## Objective
Copy out, from the entries below, each line holding the string "existing".

## Data
::::

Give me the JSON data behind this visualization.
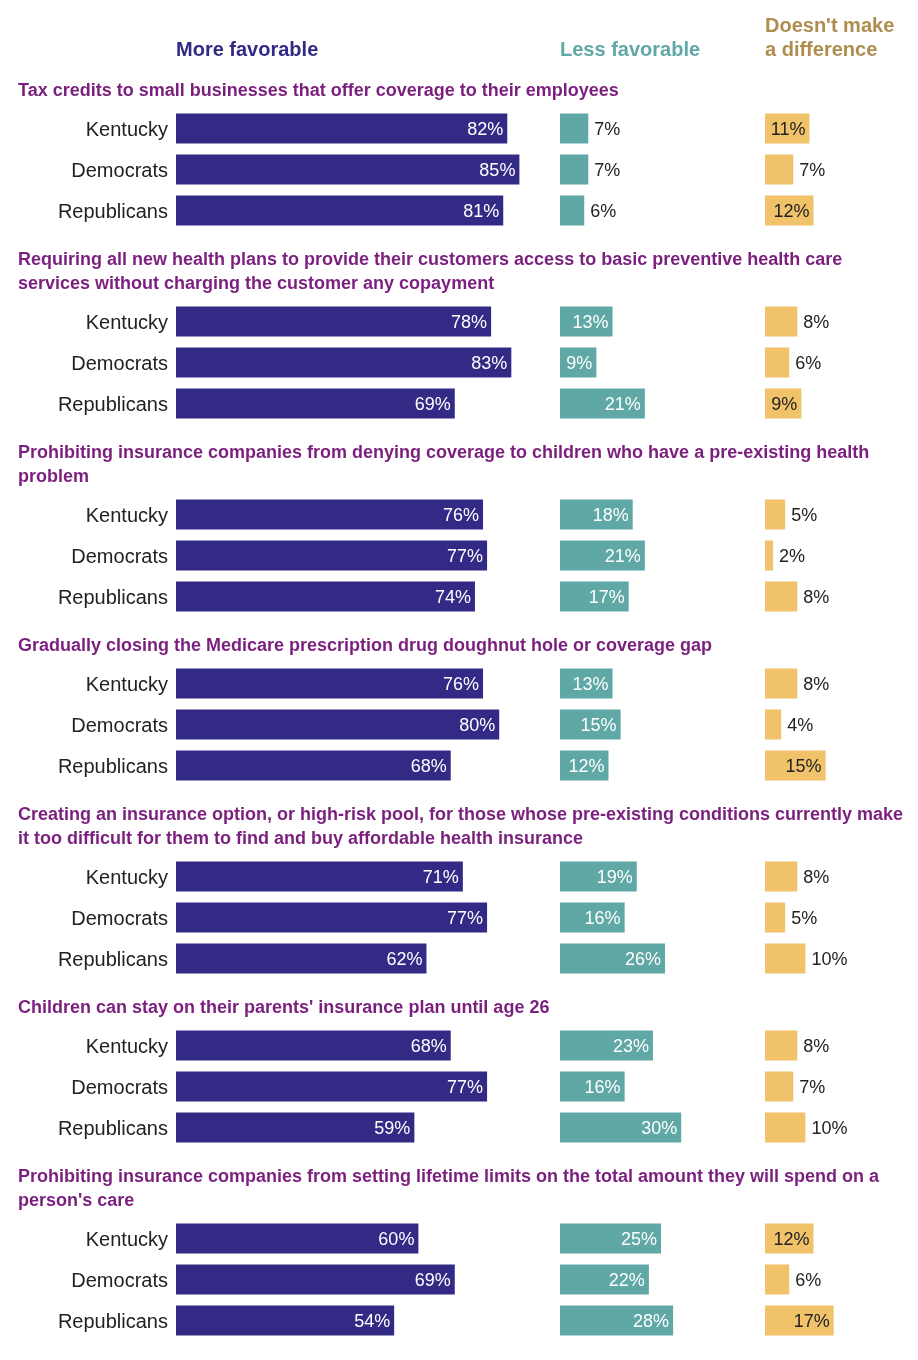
{
  "chart_data": [
    {
      "type": "bar",
      "orientation": "horizontal",
      "legend": "top",
      "title": "Tax credits to small businesses that offer coverage to their employees",
      "categories": [
        "Kentucky",
        "Democrats",
        "Republicans"
      ],
      "series": [
        {
          "name": "More favorable",
          "color": "#332a86",
          "values": [
            82,
            85,
            81
          ],
          "value_labels": [
            "82%",
            "85%",
            "81%"
          ]
        }
      ]
    },
    {
      "type": "bar",
      "orientation": "horizontal",
      "legend": "top",
      "categories": [
        null,
        null,
        null
      ],
      "series": [
        {
          "name": "Less favorable",
          "color": "#5fa8a5",
          "values": [
            7,
            7,
            6
          ],
          "value_labels": [
            "7%",
            "7%",
            "6%"
          ]
        }
      ]
    },
    {
      "type": "bar",
      "orientation": "horizontal",
      "legend": "top",
      "categories": [
        null,
        null,
        null
      ],
      "series": [
        {
          "name": "Doesn't make a difference",
          "color": "#f0c36b",
          "values": [
            11,
            7,
            12
          ],
          "value_labels": [
            "11%",
            "7%",
            "12%"
          ]
        }
      ]
    },
    {
      "type": "bar",
      "orientation": "horizontal",
      "title": "Requiring all new health plans to provide their customers access to basic preventive health care services without charging the customer any copayment",
      "categories": [
        "Kentucky",
        "Democrats",
        "Republicans"
      ],
      "series": [
        {
          "color": "#332a86",
          "values": [
            78,
            83,
            69
          ],
          "value_labels": [
            "78%",
            "83%",
            "69%"
          ]
        }
      ]
    },
    {
      "type": "bar",
      "orientation": "horizontal",
      "categories": [
        null,
        null,
        null
      ],
      "series": [
        {
          "color": "#5fa8a5",
          "values": [
            13,
            9,
            21
          ],
          "value_labels": [
            "13%",
            "9%",
            "21%"
          ]
        }
      ]
    },
    {
      "type": "bar",
      "orientation": "horizontal",
      "categories": [
        null,
        null,
        null
      ],
      "series": [
        {
          "color": "#f0c36b",
          "values": [
            8,
            6,
            9
          ],
          "value_labels": [
            "8%",
            "6%",
            "9%"
          ]
        }
      ]
    },
    {
      "type": "bar",
      "orientation": "horizontal",
      "title": "Prohibiting insurance companies from denying coverage to children who have a pre-existing health problem",
      "categories": [
        "Kentucky",
        "Democrats",
        "Republicans"
      ],
      "series": [
        {
          "color": "#332a86",
          "values": [
            76,
            77,
            74
          ],
          "value_labels": [
            "76%",
            "77%",
            "74%"
          ]
        }
      ]
    },
    {
      "type": "bar",
      "orientation": "horizontal",
      "categories": [
        null,
        null,
        null
      ],
      "series": [
        {
          "color": "#5fa8a5",
          "values": [
            18,
            21,
            17
          ],
          "value_labels": [
            "18%",
            "21%",
            "17%"
          ]
        }
      ]
    },
    {
      "type": "bar",
      "orientation": "horizontal",
      "categories": [
        null,
        null,
        null
      ],
      "series": [
        {
          "color": "#f0c36b",
          "values": [
            5,
            2,
            8
          ],
          "value_labels": [
            "5%",
            "2%",
            "8%"
          ]
        }
      ]
    },
    {
      "type": "bar",
      "orientation": "horizontal",
      "title": "Gradually closing the Medicare prescription drug doughnut hole or coverage gap",
      "categories": [
        "Kentucky",
        "Democrats",
        "Republicans"
      ],
      "series": [
        {
          "color": "#332a86",
          "values": [
            76,
            80,
            68
          ],
          "value_labels": [
            "76%",
            "80%",
            "68%"
          ]
        }
      ]
    },
    {
      "type": "bar",
      "orientation": "horizontal",
      "categories": [
        null,
        null,
        null
      ],
      "series": [
        {
          "color": "#5fa8a5",
          "values": [
            13,
            15,
            12
          ],
          "value_labels": [
            "13%",
            "15%",
            "12%"
          ]
        }
      ]
    },
    {
      "type": "bar",
      "orientation": "horizontal",
      "categories": [
        null,
        null,
        null
      ],
      "series": [
        {
          "color": "#f0c36b",
          "values": [
            8,
            4,
            15
          ],
          "value_labels": [
            "8%",
            "4%",
            "15%"
          ]
        }
      ]
    },
    {
      "type": "bar",
      "orientation": "horizontal",
      "title": "Creating an insurance option, or high-risk pool, for those whose pre-existing conditions currently make it too difficult for them to find and buy affordable health insurance",
      "categories": [
        "Kentucky",
        "Democrats",
        "Republicans"
      ],
      "series": [
        {
          "color": "#332a86",
          "values": [
            71,
            77,
            62
          ],
          "value_labels": [
            "71%",
            "77%",
            "62%"
          ]
        }
      ]
    },
    {
      "type": "bar",
      "orientation": "horizontal",
      "categories": [
        null,
        null,
        null
      ],
      "series": [
        {
          "color": "#5fa8a5",
          "values": [
            19,
            16,
            26
          ],
          "value_labels": [
            "19%",
            "16%",
            "26%"
          ]
        }
      ]
    },
    {
      "type": "bar",
      "orientation": "horizontal",
      "categories": [
        null,
        null,
        null
      ],
      "series": [
        {
          "color": "#f0c36b",
          "values": [
            8,
            5,
            10
          ],
          "value_labels": [
            "8%",
            "5%",
            "10%"
          ]
        }
      ]
    },
    {
      "type": "bar",
      "orientation": "horizontal",
      "title": "Children can stay on their parents' insurance plan until age 26",
      "categories": [
        "Kentucky",
        "Democrats",
        "Republicans"
      ],
      "series": [
        {
          "color": "#332a86",
          "values": [
            68,
            77,
            59
          ],
          "value_labels": [
            "68%",
            "77%",
            "59%"
          ]
        }
      ]
    },
    {
      "type": "bar",
      "orientation": "horizontal",
      "categories": [
        null,
        null,
        null
      ],
      "series": [
        {
          "color": "#5fa8a5",
          "values": [
            23,
            16,
            30
          ],
          "value_labels": [
            "23%",
            "16%",
            "30%"
          ]
        }
      ]
    },
    {
      "type": "bar",
      "orientation": "horizontal",
      "categories": [
        null,
        null,
        null
      ],
      "series": [
        {
          "color": "#f0c36b",
          "values": [
            8,
            7,
            10
          ],
          "value_labels": [
            "8%",
            "7%",
            "10%"
          ]
        }
      ]
    },
    {
      "type": "bar",
      "orientation": "horizontal",
      "title": "Prohibiting insurance companies from setting lifetime limits on the total amount they will spend on a person's care",
      "categories": [
        "Kentucky",
        "Democrats",
        "Republicans"
      ],
      "series": [
        {
          "color": "#332a86",
          "values": [
            60,
            69,
            54
          ],
          "value_labels": [
            "60%",
            "69%",
            "54%"
          ]
        }
      ]
    },
    {
      "type": "bar",
      "orientation": "horizontal",
      "categories": [
        null,
        null,
        null
      ],
      "series": [
        {
          "color": "#5fa8a5",
          "values": [
            25,
            22,
            28
          ],
          "value_labels": [
            "25%",
            "22%",
            "28%"
          ]
        }
      ]
    },
    {
      "type": "bar",
      "orientation": "horizontal",
      "categories": [
        null,
        null,
        null
      ],
      "series": [
        {
          "color": "#f0c36b",
          "values": [
            12,
            6,
            17
          ],
          "value_labels": [
            "12%",
            "6%",
            "17%"
          ]
        }
      ]
    }
  ]
}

::::

## Problem solution
      "title": "Prohibiting insurance companies from denying coverage to children who have a pre-existing health problem",
      "title": "Creating an insurance option, or high-risk pool, for those whose pre-existing conditions currently make it too difficult for them to find and buy affordable health insurance",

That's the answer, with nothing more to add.